▶ _EXERCISE_
Copy out the listing that follows, exact in every word, and skip the images.

▶ _EXERCISE INPUT_
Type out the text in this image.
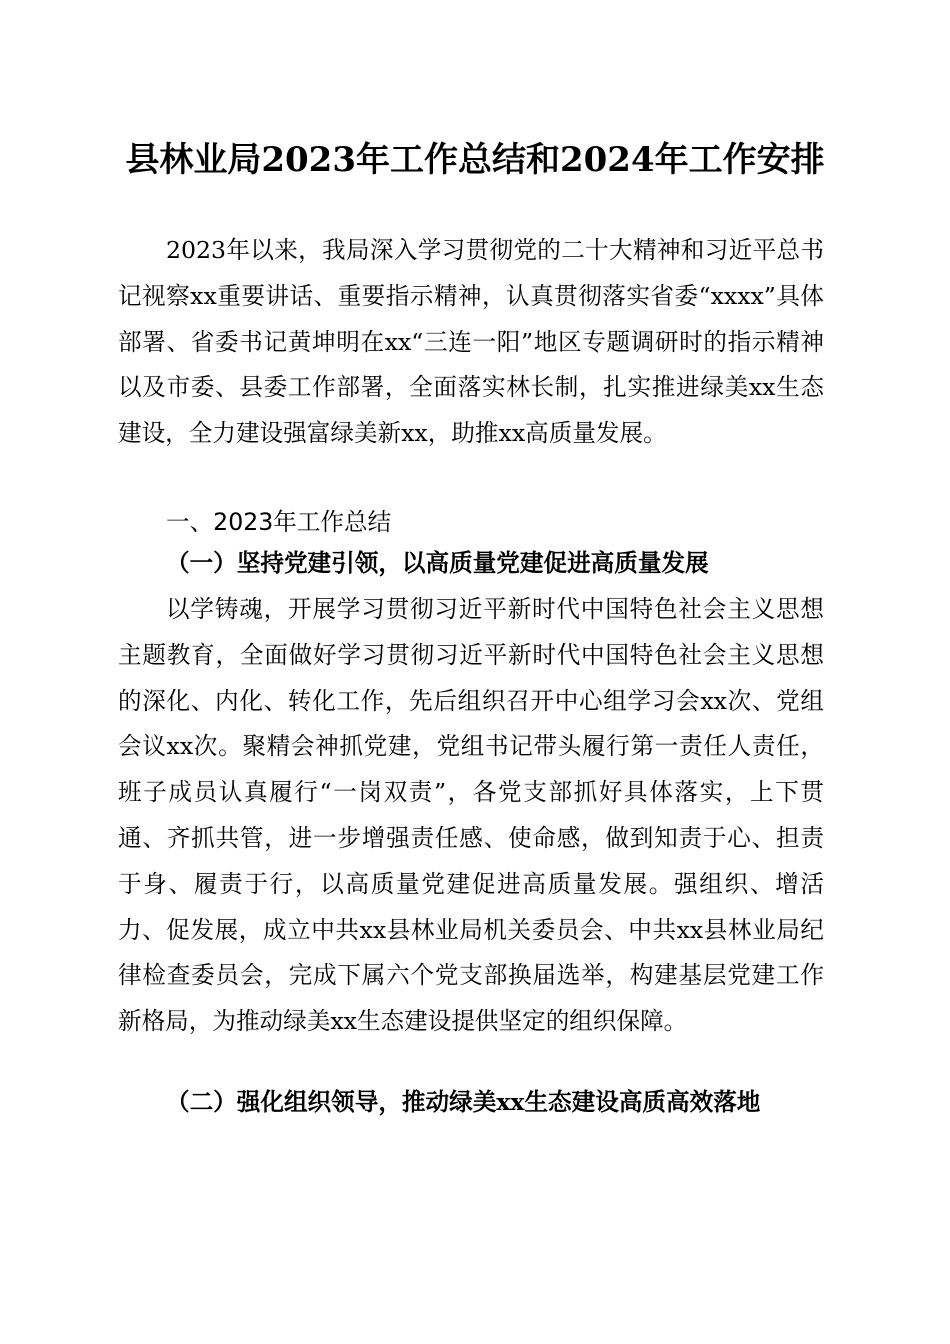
县林业局2023年工作总结和2024年工作安排

2023年以来，我局深入学习贯彻党的二十大精神和习近平总书记视察xx重要讲话、重要指示精神，认真贯彻落实省委“xxxx”具体部署、省委书记黄坤明在xx“三连一阳”地区专题调研时的指示精神以及市委、县委工作部署，全面落实林长制，扎实推进绿美xx生态建设，全力建设强富绿美新xx，助推xx高质量发展。

一、2023年工作总结
（一）坚持党建引领，以高质量党建促进高质量发展

以学铸魂，开展学习贯彻习近平新时代中国特色社会主义思想主题教育，全面做好学习贯彻习近平新时代中国特色社会主义思想的深化、内化、转化工作，先后组织召开中心组学习会xx次、党组会议xx次。聚精会神抓党建，党组书记带头履行第一责任人责任，班子成员认真履行“一岗双责”，各党支部抓好具体落实，上下贯通、齐抓共管，进一步增强责任感、使命感，做到知责于心、担责于身、履责于行，以高质量党建促进高质量发展。强组织、增活力、促发展，成立中共xx县林业局机关委员会、中共xx县林业局纪律检查委员会，完成下属六个党支部换届选举，构建基层党建工作新格局，为推动绿美xx生态建设提供坚定的组织保障。

（二）强化组织领导，推动绿美xx生态建设高质高效落地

▶ _RESPONSE_
Type out the text in this image.
县林业局2023年工作总结和2024年工作安排

2023年以来，我局深入学习贯彻党的二十大精神和习近平总书记视察xx重要讲话、重要指示精神，认真贯彻落实省委“xxxx”具体部署、省委书记黄坤明在xx“三连一阳”地区专题调研时的指示精神以及市委、县委工作部署，全面落实林长制，扎实推进绿美xx生态建设，全力建设强富绿美新xx，助推xx高质量发展。

一、2023年工作总结
（一）坚持党建引领，以高质量党建促进高质量发展

以学铸魂，开展学习贯彻习近平新时代中国特色社会主义思想主题教育，全面做好学习贯彻习近平新时代中国特色社会主义思想的深化、内化、转化工作，先后组织召开中心组学习会xx次、党组会议xx次。聚精会神抓党建，党组书记带头履行第一责任人责任，班子成员认真履行“一岗双责”，各党支部抓好具体落实，上下贯通、齐抓共管，进一步增强责任感、使命感，做到知责于心、担责于身、履责于行，以高质量党建促进高质量发展。强组织、增活力、促发展，成立中共xx县林业局机关委员会、中共xx县林业局纪律检查委员会，完成下属六个党支部换届选举，构建基层党建工作新格局，为推动绿美xx生态建设提供坚定的组织保障。

（二）强化组织领导，推动绿美xx生态建设高质高效落地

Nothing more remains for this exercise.